- Record excerpts

Start

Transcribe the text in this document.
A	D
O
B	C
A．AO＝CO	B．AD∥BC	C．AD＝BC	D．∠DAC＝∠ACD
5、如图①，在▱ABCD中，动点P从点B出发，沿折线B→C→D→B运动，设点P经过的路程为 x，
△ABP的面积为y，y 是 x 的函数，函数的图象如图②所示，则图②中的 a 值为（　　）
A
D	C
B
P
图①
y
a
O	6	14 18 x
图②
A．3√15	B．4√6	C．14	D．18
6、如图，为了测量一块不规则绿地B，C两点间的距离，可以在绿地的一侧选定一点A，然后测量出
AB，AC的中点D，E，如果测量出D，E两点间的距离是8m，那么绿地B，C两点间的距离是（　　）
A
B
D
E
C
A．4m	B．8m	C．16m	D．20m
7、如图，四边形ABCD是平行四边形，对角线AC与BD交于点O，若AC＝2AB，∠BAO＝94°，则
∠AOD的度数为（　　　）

End

Copy the material above back out, exactly as written.

- The answer
Transcribe the text in this document.
A	D
O
B	C
A．AO＝CO	B．AD∥BC	C．AD＝BC	D．∠DAC＝∠ACD
5、如图①，在▱ABCD中，动点P从点B出发，沿折线B→C→D→B运动，设点P经过的路程为 x，
△ABP的面积为y，y 是 x 的函数，函数的图象如图②所示，则图②中的 a 值为（　　）
A
D	C
B
P
图①
y
a
O	6	14 18 x
图②
A．3√15	B．4√6	C．14	D．18
6、如图，为了测量一块不规则绿地B，C两点间的距离，可以在绿地的一侧选定一点A，然后测量出
AB，AC的中点D，E，如果测量出D，E两点间的距离是8m，那么绿地B，C两点间的距离是（　　）
A
B
D
E
C
A．4m	B．8m	C．16m	D．20m
7、如图，四边形ABCD是平行四边形，对角线AC与BD交于点O，若AC＝2AB，∠BAO＝94°，则
∠AOD的度数为（　　　）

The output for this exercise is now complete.